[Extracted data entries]

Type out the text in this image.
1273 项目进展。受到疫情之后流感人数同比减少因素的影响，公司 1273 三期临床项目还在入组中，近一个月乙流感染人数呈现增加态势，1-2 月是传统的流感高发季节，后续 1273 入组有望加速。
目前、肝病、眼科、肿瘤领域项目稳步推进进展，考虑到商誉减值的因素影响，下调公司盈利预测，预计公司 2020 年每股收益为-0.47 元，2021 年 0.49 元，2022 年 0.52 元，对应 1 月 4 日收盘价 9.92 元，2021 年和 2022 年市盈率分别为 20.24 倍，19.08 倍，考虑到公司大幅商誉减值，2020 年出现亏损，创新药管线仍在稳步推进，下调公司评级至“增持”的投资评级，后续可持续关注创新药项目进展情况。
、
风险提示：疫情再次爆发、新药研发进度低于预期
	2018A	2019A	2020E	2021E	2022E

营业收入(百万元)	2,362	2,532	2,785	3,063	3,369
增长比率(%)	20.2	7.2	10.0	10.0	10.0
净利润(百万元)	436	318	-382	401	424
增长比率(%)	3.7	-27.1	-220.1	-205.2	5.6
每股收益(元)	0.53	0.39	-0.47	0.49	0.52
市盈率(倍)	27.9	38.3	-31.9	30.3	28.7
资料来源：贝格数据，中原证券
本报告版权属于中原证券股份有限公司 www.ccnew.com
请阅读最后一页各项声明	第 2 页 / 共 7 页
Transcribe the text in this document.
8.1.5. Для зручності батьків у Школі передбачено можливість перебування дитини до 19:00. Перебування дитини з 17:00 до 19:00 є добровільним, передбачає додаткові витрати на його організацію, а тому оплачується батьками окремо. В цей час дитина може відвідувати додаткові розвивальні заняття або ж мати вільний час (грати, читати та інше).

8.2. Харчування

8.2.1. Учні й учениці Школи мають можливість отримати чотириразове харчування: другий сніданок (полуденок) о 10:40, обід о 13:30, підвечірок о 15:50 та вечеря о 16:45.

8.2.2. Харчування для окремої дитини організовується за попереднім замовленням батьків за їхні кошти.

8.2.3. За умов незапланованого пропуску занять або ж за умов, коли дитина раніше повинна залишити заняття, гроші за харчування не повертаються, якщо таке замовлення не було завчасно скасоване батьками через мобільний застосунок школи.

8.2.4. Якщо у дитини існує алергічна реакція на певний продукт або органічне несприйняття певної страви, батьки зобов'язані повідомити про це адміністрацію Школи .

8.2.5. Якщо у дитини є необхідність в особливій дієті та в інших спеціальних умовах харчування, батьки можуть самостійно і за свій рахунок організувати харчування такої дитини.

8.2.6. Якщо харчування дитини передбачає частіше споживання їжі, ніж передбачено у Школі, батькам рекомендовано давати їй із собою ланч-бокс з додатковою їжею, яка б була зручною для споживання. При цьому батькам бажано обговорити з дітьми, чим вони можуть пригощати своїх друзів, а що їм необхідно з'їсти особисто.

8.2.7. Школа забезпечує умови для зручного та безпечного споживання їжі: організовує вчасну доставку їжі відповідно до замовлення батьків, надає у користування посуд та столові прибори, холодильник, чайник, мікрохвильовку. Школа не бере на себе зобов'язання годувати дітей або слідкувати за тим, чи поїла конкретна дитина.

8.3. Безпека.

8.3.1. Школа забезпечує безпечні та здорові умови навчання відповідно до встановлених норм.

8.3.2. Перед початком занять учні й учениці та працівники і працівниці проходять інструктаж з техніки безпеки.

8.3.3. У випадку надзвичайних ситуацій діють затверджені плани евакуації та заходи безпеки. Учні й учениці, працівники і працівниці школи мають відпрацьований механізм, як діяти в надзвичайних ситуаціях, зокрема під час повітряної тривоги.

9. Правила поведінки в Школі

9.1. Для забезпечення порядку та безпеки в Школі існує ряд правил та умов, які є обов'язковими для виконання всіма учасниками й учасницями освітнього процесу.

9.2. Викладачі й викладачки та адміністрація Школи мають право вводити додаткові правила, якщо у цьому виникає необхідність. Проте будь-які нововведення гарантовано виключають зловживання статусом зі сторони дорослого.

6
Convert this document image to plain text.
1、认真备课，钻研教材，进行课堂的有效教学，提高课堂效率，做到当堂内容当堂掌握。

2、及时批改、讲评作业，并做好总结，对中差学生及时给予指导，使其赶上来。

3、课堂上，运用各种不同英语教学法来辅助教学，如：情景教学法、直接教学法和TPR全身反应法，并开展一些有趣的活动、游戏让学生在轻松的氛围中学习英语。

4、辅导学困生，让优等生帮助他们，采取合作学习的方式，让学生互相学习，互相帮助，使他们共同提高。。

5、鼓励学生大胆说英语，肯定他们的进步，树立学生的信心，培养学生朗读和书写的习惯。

__WORK TO DO__. Output the records exactly, including every line.

__EXERCISE ANSWER__.
Type out the text in this image.
1273 项目进展。受到疫情之后流感人数同比减少因素的影响，公司 1273 三期临床项目还在入组中，近一个月乙流感染人数呈现增加态势，1-2 月是传统的流感高发季节，后续 1273 入组有望加速。
目前、肝病、眼科、肿瘤领域项目稳步推进进展，考虑到商誉减值的因素影响，下调公司盈利预测，预计公司 2020 年每股收益为-0.47 元，2021 年 0.49 元，2022 年 0.52 元，对应 1 月 4 日收盘价 9.92 元，2021 年和 2022 年市盈率分别为 20.24 倍，19.08 倍，考虑到公司大幅商誉减值，2020 年出现亏损，创新药管线仍在稳步推进，下调公司评级至“增持”的投资评级，后续可持续关注创新药项目进展情况。
、
风险提示：疫情再次爆发、新药研发进度低于预期
	2018A	2019A	2020E	2021E	2022E

营业收入(百万元)	2,362	2,532	2,785	3,063	3,369
增长比率(%)	20.2	7.2	10.0	10.0	10.0
净利润(百万元)	436	318	-382	401	424
增长比率(%)	3.7	-27.1	-220.1	-205.2	5.6
每股收益(元)	0.53	0.39	-0.47	0.49	0.52
市盈率(倍)	27.9	38.3	-31.9	30.3	28.7
资料来源：贝格数据，中原证券
本报告版权属于中原证券股份有限公司 www.ccnew.com
请阅读最后一页各项声明	第 2 页 / 共 7 页
Transcribe the text in this document.
8.1.5. Для зручності батьків у Школі передбачено можливість перебування дитини до 19:00. Перебування дитини з 17:00 до 19:00 є добровільним, передбачає додаткові витрати на його організацію, а тому оплачується батьками окремо. В цей час дитина може відвідувати додаткові розвивальні заняття або ж мати вільний час (грати, читати та інше).

8.2. Харчування

8.2.1. Учні й учениці Школи мають можливість отримати чотириразове харчування: другий сніданок (полуденок) о 10:40, обід о 13:30, підвечірок о 15:50 та вечеря о 16:45.

8.2.2. Харчування для окремої дитини організовується за попереднім замовленням батьків за їхні кошти.

8.2.3. За умов незапланованого пропуску занять або ж за умов, коли дитина раніше повинна залишити заняття, гроші за харчування не повертаються, якщо таке замовлення не було завчасно скасоване батьками через мобільний застосунок школи.

8.2.4. Якщо у дитини існує алергічна реакція на певний продукт або органічне несприйняття певної страви, батьки зобов'язані повідомити про це адміністрацію Школи .

8.2.5. Якщо у дитини є необхідність в особливій дієті та в інших спеціальних умовах харчування, батьки можуть самостійно і за свій рахунок організувати харчування такої дитини.

8.2.6. Якщо харчування дитини передбачає частіше споживання їжі, ніж передбачено у Школі, батькам рекомендовано давати їй із собою ланч-бокс з додатковою їжею, яка б була зручною для споживання. При цьому батькам бажано обговорити з дітьми, чим вони можуть пригощати своїх друзів, а що їм необхідно з'їсти особисто.

8.2.7. Школа забезпечує умови для зручного та безпечного споживання їжі: організовує вчасну доставку їжі відповідно до замовлення батьків, надає у користування посуд та столові прибори, холодильник, чайник, мікрохвильовку. Школа не бере на себе зобов'язання годувати дітей або слідкувати за тим, чи поїла конкретна дитина.

8.3. Безпека.

8.3.1. Школа забезпечує безпечні та здорові умови навчання відповідно до встановлених норм.

8.3.2. Перед початком занять учні й учениці та працівники і працівниці проходять інструктаж з техніки безпеки.

8.3.3. У випадку надзвичайних ситуацій діють затверджені плани евакуації та заходи безпеки. Учні й учениці, працівники і працівниці школи мають відпрацьований механізм, як діяти в надзвичайних ситуаціях, зокрема під час повітряної тривоги.

9. Правила поведінки в Школі

9.1. Для забезпечення порядку та безпеки в Школі існує ряд правил та умов, які є обов'язковими для виконання всіма учасниками й учасницями освітнього процесу.

9.2. Викладачі й викладачки та адміністрація Школи мають право вводити додаткові правила, якщо у цьому виникає необхідність. Проте будь-які нововведення гарантовано виключають зловживання статусом зі сторони дорослого.

6
Convert this document image to plain text.
1、认真备课，钻研教材，进行课堂的有效教学，提高课堂效率，做到当堂内容当堂掌握。

2、及时批改、讲评作业，并做好总结，对中差学生及时给予指导，使其赶上来。

3、课堂上，运用各种不同英语教学法来辅助教学，如：情景教学法、直接教学法和TPR全身反应法，并开展一些有趣的活动、游戏让学生在轻松的氛围中学习英语。

4、辅导学困生，让优等生帮助他们，采取合作学习的方式，让学生互相学习，互相帮助，使他们共同提高。。

5、鼓励学生大胆说英语，肯定他们的进步，树立学生的信心，培养学生朗读和书写的习惯。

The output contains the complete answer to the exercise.